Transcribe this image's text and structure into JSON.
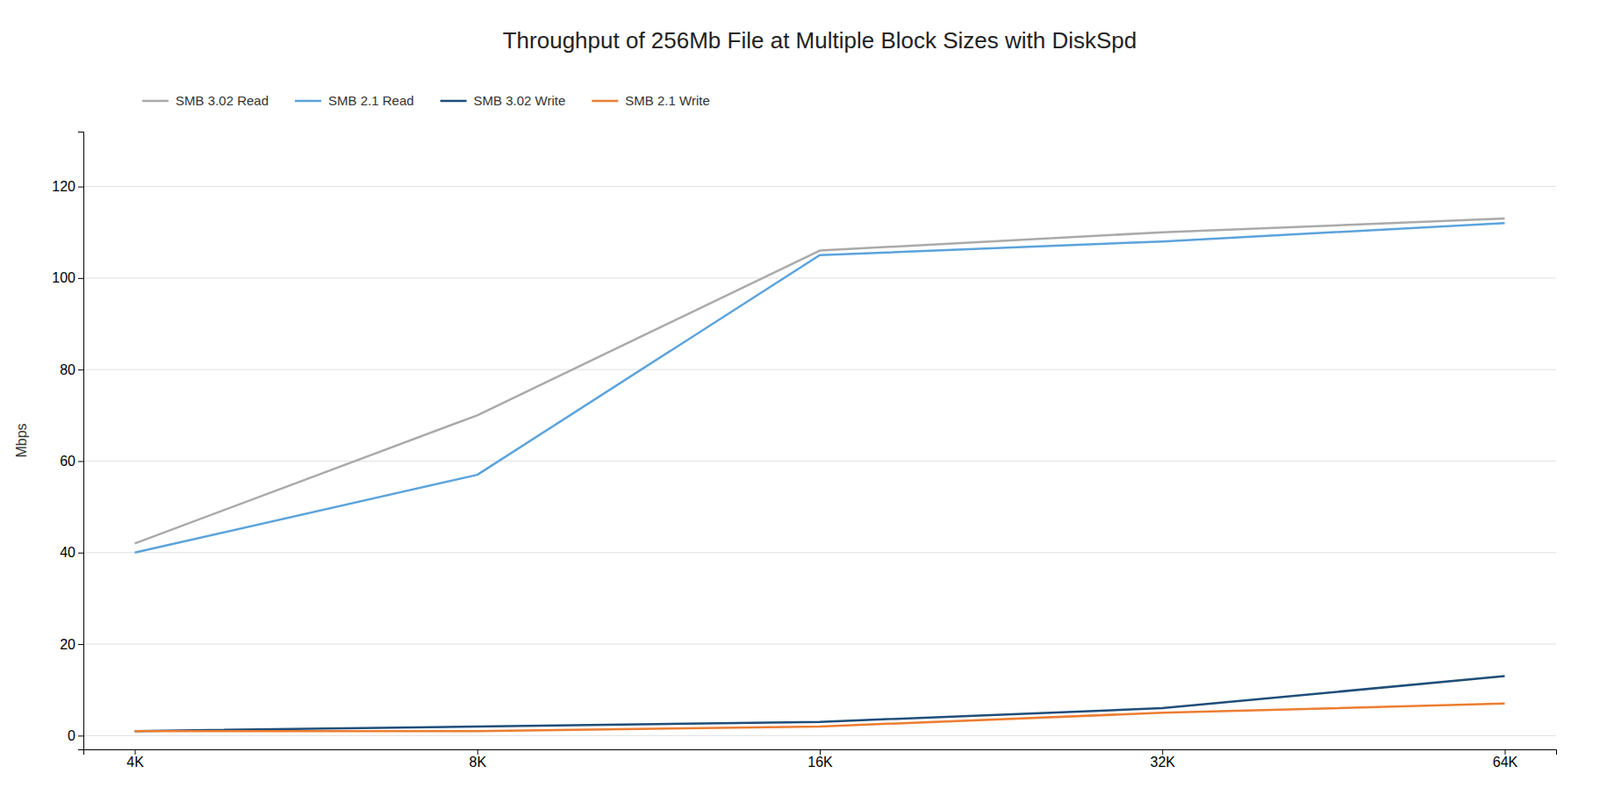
{
  "chart_data": {
    "type": "line",
    "title": "Throughput of 256Mb File at Multiple Block Sizes with DiskSpd",
    "ylabel": "Mbps",
    "categories": [
      "4K",
      "8K",
      "16K",
      "32K",
      "64K"
    ],
    "series": [
      {
        "name": "SMB 3.02 Read",
        "color": "#AAAAAA",
        "values": [
          42,
          70,
          106,
          110,
          113
        ]
      },
      {
        "name": "SMB 2.1 Read",
        "color": "#5BA3DC",
        "values": [
          40,
          57,
          105,
          108,
          112
        ]
      },
      {
        "name": "SMB 3.02 Write",
        "color": "#1F4E79",
        "values": [
          1,
          2,
          3,
          6,
          13
        ]
      },
      {
        "name": "SMB 2.1 Write",
        "color": "#ED7D31",
        "values": [
          1,
          1,
          2,
          5,
          7
        ]
      }
    ],
    "ylim": [
      -3,
      132
    ],
    "yticks": [
      0,
      20,
      40,
      60,
      80,
      100,
      120
    ],
    "grid": true,
    "legend": "upper left"
  }
}
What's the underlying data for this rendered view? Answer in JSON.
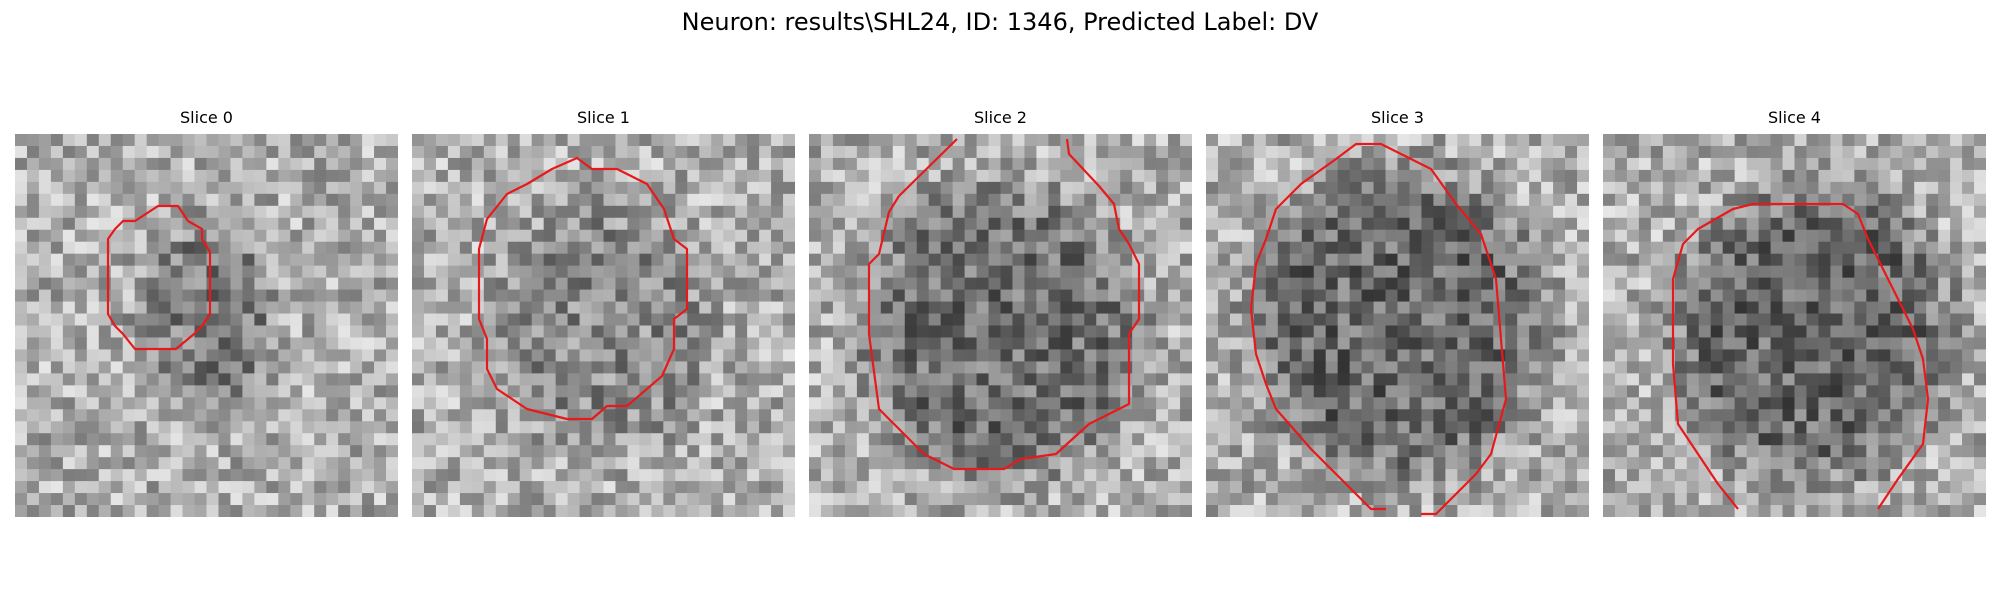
{
  "figure": {
    "title": "Neuron: results\\SHL24, ID: 1346, Predicted Label: DV"
  },
  "slices": [
    {
      "title": "Slice 0",
      "seed": 11,
      "center": [
        0.5,
        0.48
      ],
      "radius": [
        0.2,
        0.27
      ],
      "darkness": 0.35
    },
    {
      "title": "Slice 1",
      "seed": 23,
      "center": [
        0.5,
        0.5
      ],
      "radius": [
        0.32,
        0.35
      ],
      "darkness": 0.25
    },
    {
      "title": "Slice 2",
      "seed": 37,
      "center": [
        0.5,
        0.52
      ],
      "radius": [
        0.4,
        0.42
      ],
      "darkness": 0.45
    },
    {
      "title": "Slice 3",
      "seed": 41,
      "center": [
        0.5,
        0.5
      ],
      "radius": [
        0.42,
        0.44
      ],
      "darkness": 0.5
    },
    {
      "title": "Slice 4",
      "seed": 53,
      "center": [
        0.55,
        0.52
      ],
      "radius": [
        0.4,
        0.42
      ],
      "darkness": 0.5
    }
  ],
  "contour_color": "#e8191b"
}
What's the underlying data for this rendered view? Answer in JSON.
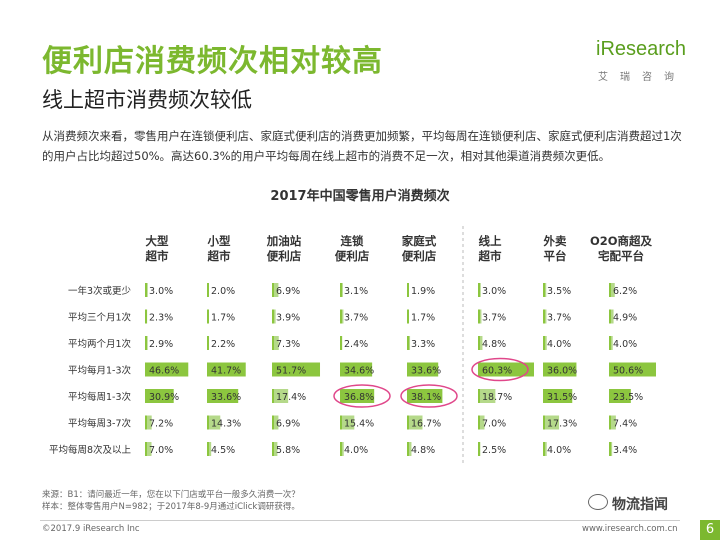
{
  "header": {
    "title": "便利店消费频次相对较高",
    "subtitle": "线上超市消费频次较低",
    "logo_text": "iResearch",
    "logo_sub": "艾瑞咨询"
  },
  "description": "从消费频次来看，零售用户在连锁便利店、家庭式便利店的消费更加频繁，平均每周在连锁便利店、家庭式便利店消费超过1次的用户占比均超过50%。高达60.3%的用户平均每周在线上超市的消费不足一次，相对其他渠道消费频次更低。",
  "footer": {
    "source": "来源：B1：请问最近一年，您在以下门店或平台一般多久消费一次？",
    "sample": "样本：整体零售用户N=982；于2017年8-9月通过iClick调研获得。",
    "copyright": "©2017.9 iResearch Inc",
    "url": "www.iresearch.com.cn",
    "page": "6",
    "watermark": "物流指闻"
  },
  "colors": {
    "accent": "#7cb82f",
    "bar": "#8cc63f",
    "bar_light": "#b5d98a",
    "highlight": "#e0478a"
  },
  "chart_data": {
    "type": "table",
    "title": "2017年中国零售用户消费频次",
    "columns": [
      [
        "大型",
        "超市"
      ],
      [
        "小型",
        "超市"
      ],
      [
        "加油站",
        "便利店"
      ],
      [
        "连锁",
        "便利店"
      ],
      [
        "家庭式",
        "便利店"
      ],
      [
        "线上",
        "超市"
      ],
      [
        "外卖",
        "平台"
      ],
      [
        "O2O商超及",
        "宅配平台"
      ]
    ],
    "rows": [
      "一年3次或更少",
      "平均三个月1次",
      "平均两个月1次",
      "平均每月1-3次",
      "平均每周1-3次",
      "平均每周3-7次",
      "平均每周8次及以上"
    ],
    "values": [
      [
        3.0,
        2.0,
        6.9,
        3.1,
        1.9,
        3.0,
        3.5,
        6.2
      ],
      [
        2.3,
        1.7,
        3.9,
        3.7,
        1.7,
        3.7,
        3.7,
        4.9
      ],
      [
        2.9,
        2.2,
        7.3,
        2.4,
        3.3,
        4.8,
        4.0,
        4.0
      ],
      [
        46.6,
        41.7,
        51.7,
        34.6,
        33.6,
        60.3,
        36.0,
        50.6
      ],
      [
        30.9,
        33.6,
        17.4,
        36.8,
        38.1,
        18.7,
        31.5,
        23.5
      ],
      [
        7.2,
        14.3,
        6.9,
        15.4,
        16.7,
        7.0,
        17.3,
        7.4
      ],
      [
        7.0,
        4.5,
        5.8,
        4.0,
        4.8,
        2.5,
        4.0,
        3.4
      ]
    ],
    "labels": [
      [
        "3.0%",
        "2.0%",
        "6.9%",
        "3.1%",
        "1.9%",
        "3.0%",
        "3.5%",
        "6.2%"
      ],
      [
        "2.3%",
        "1.7%",
        "3.9%",
        "3.7%",
        "1.7%",
        "3.7%",
        "3.7%",
        "4.9%"
      ],
      [
        "2.9%",
        "2.2%",
        "7.3%",
        "2.4%",
        "3.3%",
        "4.8%",
        "4.0%",
        "4.0%"
      ],
      [
        "46.6%",
        "41.7%",
        "51.7%",
        "34.6%",
        "33.6%",
        "60.3%",
        "36.0%",
        "50.6%"
      ],
      [
        "30.9%",
        "33.6%",
        "17.4%",
        "36.8%",
        "38.1%",
        "18.7%",
        "31.5%",
        "23.5%"
      ],
      [
        "7.2%",
        "14.3%",
        "6.9%",
        "15.4%",
        "16.7%",
        "7.0%",
        "17.3%",
        "7.4%"
      ],
      [
        "7.0%",
        "4.5%",
        "5.8%",
        "4.0%",
        "4.8%",
        "2.5%",
        "4.0%",
        "3.4%"
      ]
    ],
    "highlighted": [
      [
        3,
        5
      ],
      [
        4,
        3
      ],
      [
        4,
        4
      ]
    ],
    "value_scale_max": 60.3
  }
}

-*-*-

▶ **TASK GOAL**
Print each record exactly as it stands, leaving the images out.

▶ **OUTPUT**
Transcribe this image's text and structure into JSON.
{
  "chart_data": {
    "type": "line",
    "title": "Throughput of 256Mb File at Multiple Block Sizes with DiskSpd",
    "ylabel": "Mbps",
    "categories": [
      "4K",
      "8K",
      "16K",
      "32K",
      "64K"
    ],
    "series": [
      {
        "name": "SMB 3.02 Read",
        "color": "#AAAAAA",
        "values": [
          42,
          70,
          106,
          110,
          113
        ]
      },
      {
        "name": "SMB 2.1 Read",
        "color": "#5BA3DC",
        "values": [
          40,
          57,
          105,
          108,
          112
        ]
      },
      {
        "name": "SMB 3.02 Write",
        "color": "#1F4E79",
        "values": [
          1,
          2,
          3,
          6,
          13
        ]
      },
      {
        "name": "SMB 2.1 Write",
        "color": "#ED7D31",
        "values": [
          1,
          1,
          2,
          5,
          7
        ]
      }
    ],
    "ylim": [
      -3,
      132
    ],
    "yticks": [
      0,
      20,
      40,
      60,
      80,
      100,
      120
    ],
    "grid": true,
    "legend": "upper left"
  }
}
What's the underlying data for this rendered view? Answer in JSON.
{
  "figure": {
    "title": "Neuron: results\\SHL24, ID: 1346, Predicted Label: DV"
  },
  "slices": [
    {
      "title": "Slice 0",
      "seed": 11,
      "center": [
        0.5,
        0.48
      ],
      "radius": [
        0.2,
        0.27
      ],
      "darkness": 0.35
    },
    {
      "title": "Slice 1",
      "seed": 23,
      "center": [
        0.5,
        0.5
      ],
      "radius": [
        0.32,
        0.35
      ],
      "darkness": 0.25
    },
    {
      "title": "Slice 2",
      "seed": 37,
      "center": [
        0.5,
        0.52
      ],
      "radius": [
        0.4,
        0.42
      ],
      "darkness": 0.45
    },
    {
      "title": "Slice 3",
      "seed": 41,
      "center": [
        0.5,
        0.5
      ],
      "radius": [
        0.42,
        0.44
      ],
      "darkness": 0.5
    },
    {
      "title": "Slice 4",
      "seed": 53,
      "center": [
        0.55,
        0.52
      ],
      "radius": [
        0.4,
        0.42
      ],
      "darkness": 0.5
    }
  ],
  "contour_color": "#e8191b"
}
What's the underlying data for this rendered view? Answer in JSON.
{
  "header": {
    "title": "便利店消费频次相对较高",
    "subtitle": "线上超市消费频次较低",
    "logo_text": "iResearch",
    "logo_sub": "艾瑞咨询"
  },
  "description": "从消费频次来看，零售用户在连锁便利店、家庭式便利店的消费更加频繁，平均每周在连锁便利店、家庭式便利店消费超过1次的用户占比均超过50%。高达60.3%的用户平均每周在线上超市的消费不足一次，相对其他渠道消费频次更低。",
  "footer": {
    "source": "来源：B1：请问最近一年，您在以下门店或平台一般多久消费一次？",
    "sample": "样本：整体零售用户N=982；于2017年8-9月通过iClick调研获得。",
    "copyright": "©2017.9 iResearch Inc",
    "url": "www.iresearch.com.cn",
    "page": "6",
    "watermark": "物流指闻"
  },
  "colors": {
    "accent": "#7cb82f",
    "bar": "#8cc63f",
    "bar_light": "#b5d98a",
    "highlight": "#e0478a"
  },
  "chart_data": {
    "type": "table",
    "title": "2017年中国零售用户消费频次",
    "columns": [
      [
        "大型",
        "超市"
      ],
      [
        "小型",
        "超市"
      ],
      [
        "加油站",
        "便利店"
      ],
      [
        "连锁",
        "便利店"
      ],
      [
        "家庭式",
        "便利店"
      ],
      [
        "线上",
        "超市"
      ],
      [
        "外卖",
        "平台"
      ],
      [
        "O2O商超及",
        "宅配平台"
      ]
    ],
    "rows": [
      "一年3次或更少",
      "平均三个月1次",
      "平均两个月1次",
      "平均每月1-3次",
      "平均每周1-3次",
      "平均每周3-7次",
      "平均每周8次及以上"
    ],
    "values": [
      [
        3.0,
        2.0,
        6.9,
        3.1,
        1.9,
        3.0,
        3.5,
        6.2
      ],
      [
        2.3,
        1.7,
        3.9,
        3.7,
        1.7,
        3.7,
        3.7,
        4.9
      ],
      [
        2.9,
        2.2,
        7.3,
        2.4,
        3.3,
        4.8,
        4.0,
        4.0
      ],
      [
        46.6,
        41.7,
        51.7,
        34.6,
        33.6,
        60.3,
        36.0,
        50.6
      ],
      [
        30.9,
        33.6,
        17.4,
        36.8,
        38.1,
        18.7,
        31.5,
        23.5
      ],
      [
        7.2,
        14.3,
        6.9,
        15.4,
        16.7,
        7.0,
        17.3,
        7.4
      ],
      [
        7.0,
        4.5,
        5.8,
        4.0,
        4.8,
        2.5,
        4.0,
        3.4
      ]
    ],
    "labels": [
      [
        "3.0%",
        "2.0%",
        "6.9%",
        "3.1%",
        "1.9%",
        "3.0%",
        "3.5%",
        "6.2%"
      ],
      [
        "2.3%",
        "1.7%",
        "3.9%",
        "3.7%",
        "1.7%",
        "3.7%",
        "3.7%",
        "4.9%"
      ],
      [
        "2.9%",
        "2.2%",
        "7.3%",
        "2.4%",
        "3.3%",
        "4.8%",
        "4.0%",
        "4.0%"
      ],
      [
        "46.6%",
        "41.7%",
        "51.7%",
        "34.6%",
        "33.6%",
        "60.3%",
        "36.0%",
        "50.6%"
      ],
      [
        "30.9%",
        "33.6%",
        "17.4%",
        "36.8%",
        "38.1%",
        "18.7%",
        "31.5%",
        "23.5%"
      ],
      [
        "7.2%",
        "14.3%",
        "6.9%",
        "15.4%",
        "16.7%",
        "7.0%",
        "17.3%",
        "7.4%"
      ],
      [
        "7.0%",
        "4.5%",
        "5.8%",
        "4.0%",
        "4.8%",
        "2.5%",
        "4.0%",
        "3.4%"
      ]
    ],
    "highlighted": [
      [
        3,
        5
      ],
      [
        4,
        3
      ],
      [
        4,
        4
      ]
    ],
    "value_scale_max": 60.3
  }
}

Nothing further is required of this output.